## Exercise:
Images within the entries are to be omitted; the remainder must be reproduced exactly.

## Exercise data:
★ ★ ★ ★
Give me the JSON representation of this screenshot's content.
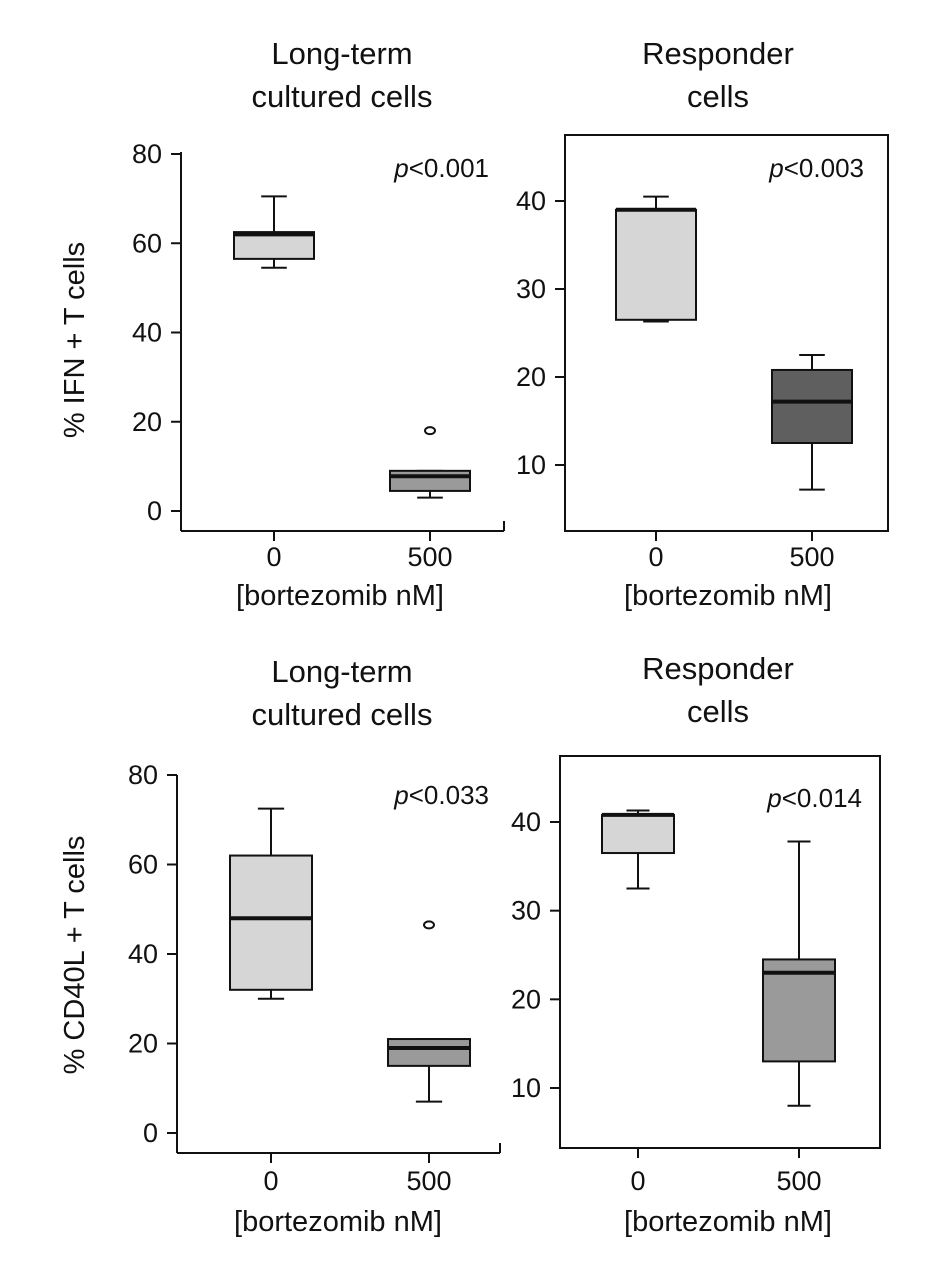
{
  "chart_data": [
    {
      "type": "box",
      "title": "Long-term cultured cells",
      "title_lines": [
        "Long-term",
        "cultured cells"
      ],
      "ylabel": "% IFN + T cells",
      "xlabel": "[bortezomib nM]",
      "categories": [
        "0",
        "500"
      ],
      "ylim": [
        -4,
        84
      ],
      "yticks": [
        0,
        20,
        40,
        60,
        80
      ],
      "annotation": {
        "prefix": "p",
        "text": "<0.001"
      },
      "boxes": [
        {
          "category": "0",
          "whisker_low": 54.5,
          "q1": 56.5,
          "median": 62,
          "q3": 62.5,
          "whisker_high": 70.5,
          "outliers": [],
          "color": "#d6d6d6"
        },
        {
          "category": "500",
          "whisker_low": 3,
          "q1": 4.5,
          "median": 7.8,
          "q3": 9,
          "whisker_high": 9,
          "outliers": [
            18
          ],
          "color": "#9a9a9a"
        }
      ]
    },
    {
      "type": "box",
      "title": "Responder cells",
      "title_lines": [
        "Responder",
        "cells"
      ],
      "ylabel": "",
      "xlabel": "[bortezomib nM]",
      "categories": [
        "0",
        "500"
      ],
      "ylim": [
        3,
        48
      ],
      "yticks": [
        10,
        20,
        30,
        40
      ],
      "annotation": {
        "prefix": "p",
        "text": "<0.003"
      },
      "boxes": [
        {
          "category": "0",
          "whisker_low": 26.3,
          "q1": 26.5,
          "median": 39,
          "q3": 39,
          "whisker_high": 40.5,
          "outliers": [],
          "color": "#d6d6d6"
        },
        {
          "category": "500",
          "whisker_low": 7.2,
          "q1": 12.5,
          "median": 17.2,
          "q3": 20.8,
          "whisker_high": 22.5,
          "outliers": [],
          "color": "#5f5f5f"
        }
      ]
    },
    {
      "type": "box",
      "title": "Long-term cultured cells",
      "title_lines": [
        "Long-term",
        "cultured cells"
      ],
      "ylabel": "% CD40L + T cells",
      "xlabel": "[bortezomib nM]",
      "categories": [
        "0",
        "500"
      ],
      "ylim": [
        -4,
        84
      ],
      "yticks": [
        0,
        20,
        40,
        60,
        80
      ],
      "annotation": {
        "prefix": "p",
        "text": "<0.033"
      },
      "boxes": [
        {
          "category": "0",
          "whisker_low": 30,
          "q1": 32,
          "median": 48,
          "q3": 62,
          "whisker_high": 72.5,
          "outliers": [],
          "color": "#d6d6d6"
        },
        {
          "category": "500",
          "whisker_low": 7,
          "q1": 15,
          "median": 19,
          "q3": 21,
          "whisker_high": 21,
          "outliers": [
            46.5
          ],
          "color": "#9a9a9a"
        }
      ]
    },
    {
      "type": "box",
      "title": "Responder cells",
      "title_lines": [
        "Responder",
        "cells"
      ],
      "ylabel": "",
      "xlabel": "[bortezomib nM]",
      "categories": [
        "0",
        "500"
      ],
      "ylim": [
        3,
        48
      ],
      "yticks": [
        10,
        20,
        30,
        40
      ],
      "annotation": {
        "prefix": "p",
        "text": "<0.014"
      },
      "boxes": [
        {
          "category": "0",
          "whisker_low": 32.5,
          "q1": 36.5,
          "median": 40.8,
          "q3": 40.8,
          "whisker_high": 41.3,
          "outliers": [],
          "color": "#d6d6d6"
        },
        {
          "category": "500",
          "whisker_low": 8,
          "q1": 13,
          "median": 23,
          "q3": 24.5,
          "whisker_high": 37.8,
          "outliers": [],
          "color": "#9a9a9a"
        }
      ]
    }
  ]
}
★ ★ ★ ★
## Result of this exercise:
Give me the JSON representation of this screenshot's content.
{
  "chart_data": [
    {
      "type": "box",
      "title": "Long-term cultured cells",
      "title_lines": [
        "Long-term",
        "cultured cells"
      ],
      "ylabel": "% IFN + T cells",
      "xlabel": "[bortezomib nM]",
      "categories": [
        "0",
        "500"
      ],
      "ylim": [
        -4,
        84
      ],
      "yticks": [
        0,
        20,
        40,
        60,
        80
      ],
      "annotation": {
        "prefix": "p",
        "text": "<0.001"
      },
      "boxes": [
        {
          "category": "0",
          "whisker_low": 54.5,
          "q1": 56.5,
          "median": 62,
          "q3": 62.5,
          "whisker_high": 70.5,
          "outliers": [],
          "color": "#d6d6d6"
        },
        {
          "category": "500",
          "whisker_low": 3,
          "q1": 4.5,
          "median": 7.8,
          "q3": 9,
          "whisker_high": 9,
          "outliers": [
            18
          ],
          "color": "#9a9a9a"
        }
      ]
    },
    {
      "type": "box",
      "title": "Responder cells",
      "title_lines": [
        "Responder",
        "cells"
      ],
      "ylabel": "",
      "xlabel": "[bortezomib nM]",
      "categories": [
        "0",
        "500"
      ],
      "ylim": [
        3,
        48
      ],
      "yticks": [
        10,
        20,
        30,
        40
      ],
      "annotation": {
        "prefix": "p",
        "text": "<0.003"
      },
      "boxes": [
        {
          "category": "0",
          "whisker_low": 26.3,
          "q1": 26.5,
          "median": 39,
          "q3": 39,
          "whisker_high": 40.5,
          "outliers": [],
          "color": "#d6d6d6"
        },
        {
          "category": "500",
          "whisker_low": 7.2,
          "q1": 12.5,
          "median": 17.2,
          "q3": 20.8,
          "whisker_high": 22.5,
          "outliers": [],
          "color": "#5f5f5f"
        }
      ]
    },
    {
      "type": "box",
      "title": "Long-term cultured cells",
      "title_lines": [
        "Long-term",
        "cultured cells"
      ],
      "ylabel": "% CD40L + T cells",
      "xlabel": "[bortezomib nM]",
      "categories": [
        "0",
        "500"
      ],
      "ylim": [
        -4,
        84
      ],
      "yticks": [
        0,
        20,
        40,
        60,
        80
      ],
      "annotation": {
        "prefix": "p",
        "text": "<0.033"
      },
      "boxes": [
        {
          "category": "0",
          "whisker_low": 30,
          "q1": 32,
          "median": 48,
          "q3": 62,
          "whisker_high": 72.5,
          "outliers": [],
          "color": "#d6d6d6"
        },
        {
          "category": "500",
          "whisker_low": 7,
          "q1": 15,
          "median": 19,
          "q3": 21,
          "whisker_high": 21,
          "outliers": [
            46.5
          ],
          "color": "#9a9a9a"
        }
      ]
    },
    {
      "type": "box",
      "title": "Responder cells",
      "title_lines": [
        "Responder",
        "cells"
      ],
      "ylabel": "",
      "xlabel": "[bortezomib nM]",
      "categories": [
        "0",
        "500"
      ],
      "ylim": [
        3,
        48
      ],
      "yticks": [
        10,
        20,
        30,
        40
      ],
      "annotation": {
        "prefix": "p",
        "text": "<0.014"
      },
      "boxes": [
        {
          "category": "0",
          "whisker_low": 32.5,
          "q1": 36.5,
          "median": 40.8,
          "q3": 40.8,
          "whisker_high": 41.3,
          "outliers": [],
          "color": "#d6d6d6"
        },
        {
          "category": "500",
          "whisker_low": 8,
          "q1": 13,
          "median": 23,
          "q3": 24.5,
          "whisker_high": 37.8,
          "outliers": [],
          "color": "#9a9a9a"
        }
      ]
    }
  ]
}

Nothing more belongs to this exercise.